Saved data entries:
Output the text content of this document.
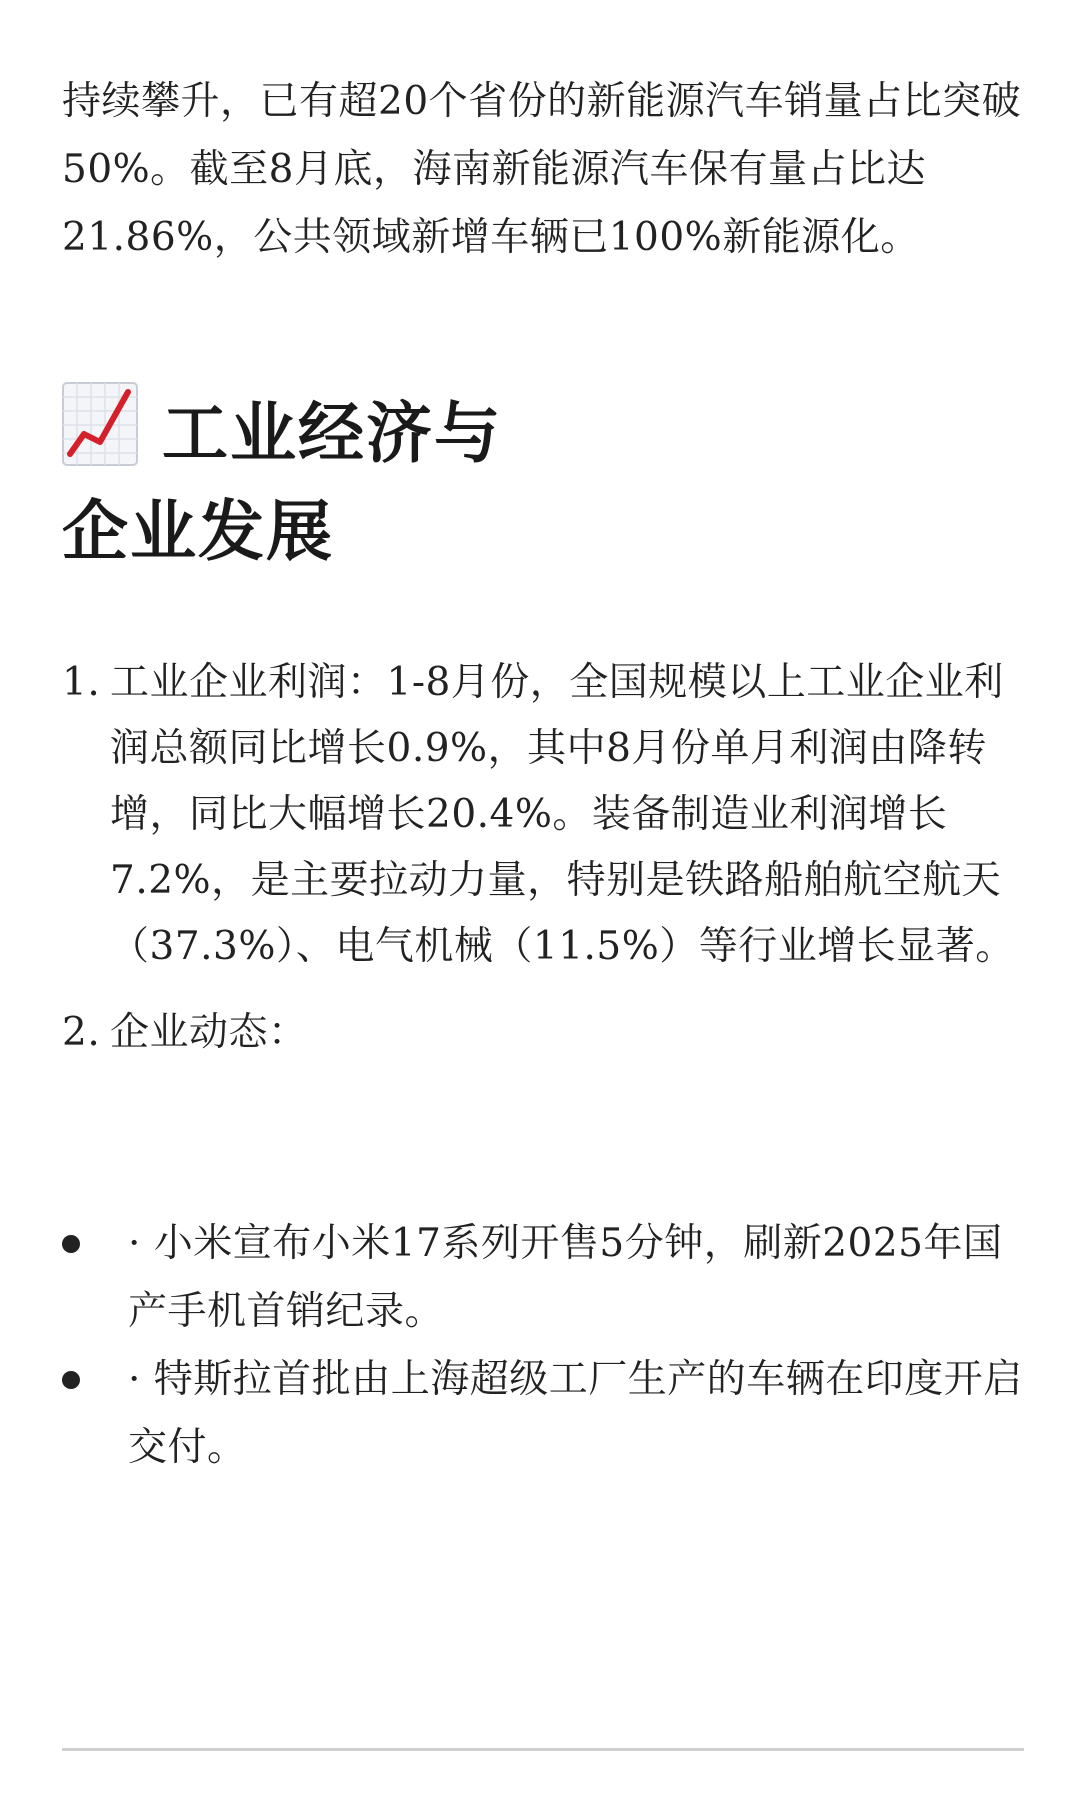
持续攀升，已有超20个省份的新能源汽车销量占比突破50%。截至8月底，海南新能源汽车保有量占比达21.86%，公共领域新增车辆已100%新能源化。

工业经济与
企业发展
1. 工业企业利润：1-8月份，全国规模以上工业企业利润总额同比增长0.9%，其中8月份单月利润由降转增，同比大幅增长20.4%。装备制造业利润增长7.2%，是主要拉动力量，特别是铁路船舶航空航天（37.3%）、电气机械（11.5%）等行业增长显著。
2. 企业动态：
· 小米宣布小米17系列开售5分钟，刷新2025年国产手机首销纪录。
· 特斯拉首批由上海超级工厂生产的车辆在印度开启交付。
==
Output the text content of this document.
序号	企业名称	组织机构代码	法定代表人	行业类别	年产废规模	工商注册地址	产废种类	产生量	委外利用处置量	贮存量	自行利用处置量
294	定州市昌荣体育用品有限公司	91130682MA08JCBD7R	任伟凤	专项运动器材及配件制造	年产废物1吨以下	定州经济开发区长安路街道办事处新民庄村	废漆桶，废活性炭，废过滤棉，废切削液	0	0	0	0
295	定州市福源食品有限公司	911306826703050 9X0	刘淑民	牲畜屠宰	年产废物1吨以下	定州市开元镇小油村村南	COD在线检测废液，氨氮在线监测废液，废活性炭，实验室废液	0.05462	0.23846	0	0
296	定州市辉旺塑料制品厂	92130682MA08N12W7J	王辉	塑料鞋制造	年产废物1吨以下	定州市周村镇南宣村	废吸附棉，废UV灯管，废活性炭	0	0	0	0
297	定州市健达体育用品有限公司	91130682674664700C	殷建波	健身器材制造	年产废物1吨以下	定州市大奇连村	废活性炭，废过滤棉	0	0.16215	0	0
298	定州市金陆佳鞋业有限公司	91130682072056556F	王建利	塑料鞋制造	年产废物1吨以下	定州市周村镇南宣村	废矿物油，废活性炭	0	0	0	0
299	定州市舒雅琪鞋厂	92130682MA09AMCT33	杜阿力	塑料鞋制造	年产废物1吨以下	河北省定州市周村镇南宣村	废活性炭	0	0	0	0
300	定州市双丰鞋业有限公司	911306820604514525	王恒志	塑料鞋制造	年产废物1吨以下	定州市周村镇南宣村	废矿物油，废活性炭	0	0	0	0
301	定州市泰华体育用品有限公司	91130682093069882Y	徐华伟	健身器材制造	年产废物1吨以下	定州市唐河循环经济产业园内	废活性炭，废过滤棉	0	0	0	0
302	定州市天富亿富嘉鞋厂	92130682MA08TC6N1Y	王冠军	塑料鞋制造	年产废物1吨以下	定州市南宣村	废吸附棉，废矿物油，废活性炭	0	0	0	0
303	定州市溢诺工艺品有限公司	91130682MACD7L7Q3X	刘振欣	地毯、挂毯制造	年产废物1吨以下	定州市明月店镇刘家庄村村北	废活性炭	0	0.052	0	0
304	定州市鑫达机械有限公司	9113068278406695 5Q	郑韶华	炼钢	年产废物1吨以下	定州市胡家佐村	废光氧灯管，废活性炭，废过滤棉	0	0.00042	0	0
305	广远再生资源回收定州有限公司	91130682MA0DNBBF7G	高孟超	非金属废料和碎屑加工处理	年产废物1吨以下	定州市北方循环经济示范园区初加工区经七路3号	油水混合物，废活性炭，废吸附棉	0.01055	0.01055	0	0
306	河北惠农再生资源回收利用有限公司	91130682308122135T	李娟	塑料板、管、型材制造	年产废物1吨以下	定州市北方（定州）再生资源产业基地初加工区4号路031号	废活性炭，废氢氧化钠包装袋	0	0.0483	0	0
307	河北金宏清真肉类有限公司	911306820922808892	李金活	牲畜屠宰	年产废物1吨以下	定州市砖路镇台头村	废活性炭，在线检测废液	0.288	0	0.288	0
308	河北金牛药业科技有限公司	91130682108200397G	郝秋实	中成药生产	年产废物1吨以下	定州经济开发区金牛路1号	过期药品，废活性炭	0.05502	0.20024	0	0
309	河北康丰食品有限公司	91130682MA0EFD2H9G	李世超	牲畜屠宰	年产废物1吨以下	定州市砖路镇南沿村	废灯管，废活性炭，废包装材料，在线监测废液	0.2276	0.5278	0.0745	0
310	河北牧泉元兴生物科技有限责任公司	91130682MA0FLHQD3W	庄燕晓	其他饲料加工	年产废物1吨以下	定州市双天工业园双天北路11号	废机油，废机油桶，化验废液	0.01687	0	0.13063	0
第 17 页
...
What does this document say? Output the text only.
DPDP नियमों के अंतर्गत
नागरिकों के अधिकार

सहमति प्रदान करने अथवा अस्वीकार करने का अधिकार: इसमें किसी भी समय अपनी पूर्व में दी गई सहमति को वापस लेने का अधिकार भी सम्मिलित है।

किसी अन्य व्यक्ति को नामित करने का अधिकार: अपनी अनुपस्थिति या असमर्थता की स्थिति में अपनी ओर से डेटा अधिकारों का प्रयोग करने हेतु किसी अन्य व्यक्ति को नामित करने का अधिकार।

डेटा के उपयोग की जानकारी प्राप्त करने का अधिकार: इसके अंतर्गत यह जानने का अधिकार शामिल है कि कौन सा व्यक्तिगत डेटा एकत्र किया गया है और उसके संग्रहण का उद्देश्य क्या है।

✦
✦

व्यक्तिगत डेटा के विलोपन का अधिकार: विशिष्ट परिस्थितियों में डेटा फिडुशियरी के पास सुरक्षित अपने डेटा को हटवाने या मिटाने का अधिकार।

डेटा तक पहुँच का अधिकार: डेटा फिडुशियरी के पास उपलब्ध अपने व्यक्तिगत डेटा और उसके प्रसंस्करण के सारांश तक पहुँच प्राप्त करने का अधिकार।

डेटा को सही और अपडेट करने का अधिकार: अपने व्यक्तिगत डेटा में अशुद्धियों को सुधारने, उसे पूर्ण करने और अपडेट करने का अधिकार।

Exercise instructions →
Give only a number: how many lines of the data hold the string "废矿物油"?

Final answer →
3